*TASK REQUIREMENTS:*
Write out the material exactly, leaving every picture behind.

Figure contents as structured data
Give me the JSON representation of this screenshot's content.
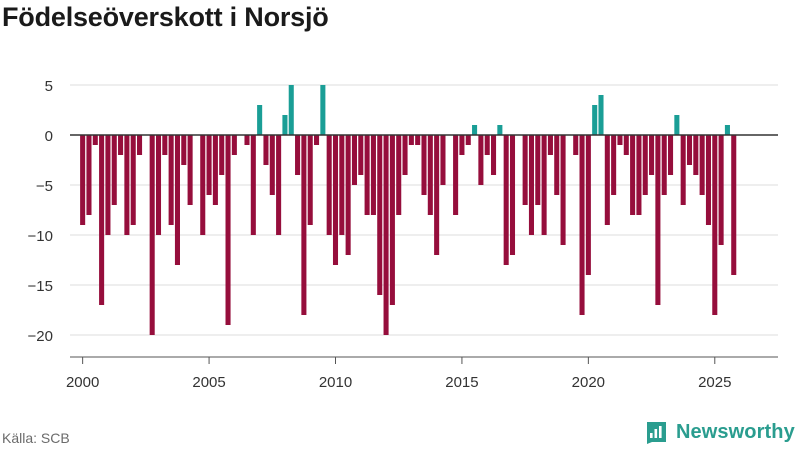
{
  "title": "Födelseöverskott i Norsjö",
  "source": "Källa: SCB",
  "brand": {
    "name": "Newsworthy",
    "logo_icon": "newsworthy-logo-icon",
    "color": "#2a9d8f"
  },
  "chart_data": {
    "type": "bar",
    "title": "Födelseöverskott i Norsjö",
    "xlabel": "",
    "ylabel": "",
    "x_ticks": [
      2000,
      2005,
      2010,
      2015,
      2020,
      2025
    ],
    "y_ticks": [
      5,
      0,
      -5,
      -10,
      -15,
      -20
    ],
    "y_tick_labels": [
      "5",
      "0",
      "−5",
      "−10",
      "−15",
      "−20"
    ],
    "xlim": [
      1999.5,
      2027.5
    ],
    "ylim": [
      -22,
      7.5
    ],
    "bar_width_years": 0.2,
    "colors": {
      "positive": "#1a9e96",
      "negative": "#960e3c"
    },
    "frequency": "quarterly",
    "series": [
      {
        "name": "Födelseöverskott",
        "start": 2000.0,
        "step": 0.25,
        "values": [
          -9,
          -8,
          -1,
          -17,
          -10,
          -7,
          -2,
          -10,
          -9,
          -2,
          0,
          -20,
          -10,
          -2,
          -9,
          -13,
          -3,
          -7,
          0,
          -10,
          -6,
          -7,
          -4,
          -19,
          -2,
          0,
          -1,
          -10,
          3,
          -3,
          -6,
          -10,
          2,
          5,
          -4,
          -18,
          -9,
          -1,
          5,
          -10,
          -13,
          -10,
          -12,
          -5,
          -4,
          -8,
          -8,
          -16,
          -20,
          -17,
          -8,
          -4,
          -1,
          -1,
          -6,
          -8,
          -12,
          -5,
          0,
          -8,
          -2,
          -1,
          1,
          -5,
          -2,
          -4,
          1,
          -13,
          -12,
          0,
          -7,
          -10,
          -7,
          -10,
          -2,
          -6,
          -11,
          0,
          -2,
          -18,
          -14,
          3,
          4,
          -9,
          -6,
          -1,
          -2,
          -8,
          -8,
          -6,
          -4,
          -17,
          -6,
          -4,
          2,
          -7,
          -3,
          -4,
          -6,
          -9,
          -18,
          -11,
          1,
          -14
        ]
      }
    ]
  }
}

*OUTPUT BELOW:*
Give me the JSON representation of this screenshot's content.
{
  "title": "Födelseöverskott i Norsjö",
  "source": "Källa: SCB",
  "brand": {
    "name": "Newsworthy",
    "logo_icon": "newsworthy-logo-icon",
    "color": "#2a9d8f"
  },
  "chart_data": {
    "type": "bar",
    "title": "Födelseöverskott i Norsjö",
    "xlabel": "",
    "ylabel": "",
    "x_ticks": [
      2000,
      2005,
      2010,
      2015,
      2020,
      2025
    ],
    "y_ticks": [
      5,
      0,
      -5,
      -10,
      -15,
      -20
    ],
    "y_tick_labels": [
      "5",
      "0",
      "−5",
      "−10",
      "−15",
      "−20"
    ],
    "xlim": [
      1999.5,
      2027.5
    ],
    "ylim": [
      -22,
      7.5
    ],
    "bar_width_years": 0.2,
    "colors": {
      "positive": "#1a9e96",
      "negative": "#960e3c"
    },
    "frequency": "quarterly",
    "series": [
      {
        "name": "Födelseöverskott",
        "start": 2000.0,
        "step": 0.25,
        "values": [
          -9,
          -8,
          -1,
          -17,
          -10,
          -7,
          -2,
          -10,
          -9,
          -2,
          0,
          -20,
          -10,
          -2,
          -9,
          -13,
          -3,
          -7,
          0,
          -10,
          -6,
          -7,
          -4,
          -19,
          -2,
          0,
          -1,
          -10,
          3,
          -3,
          -6,
          -10,
          2,
          5,
          -4,
          -18,
          -9,
          -1,
          5,
          -10,
          -13,
          -10,
          -12,
          -5,
          -4,
          -8,
          -8,
          -16,
          -20,
          -17,
          -8,
          -4,
          -1,
          -1,
          -6,
          -8,
          -12,
          -5,
          0,
          -8,
          -2,
          -1,
          1,
          -5,
          -2,
          -4,
          1,
          -13,
          -12,
          0,
          -7,
          -10,
          -7,
          -10,
          -2,
          -6,
          -11,
          0,
          -2,
          -18,
          -14,
          3,
          4,
          -9,
          -6,
          -1,
          -2,
          -8,
          -8,
          -6,
          -4,
          -17,
          -6,
          -4,
          2,
          -7,
          -3,
          -4,
          -6,
          -9,
          -18,
          -11,
          1,
          -14
        ]
      }
    ]
  }
}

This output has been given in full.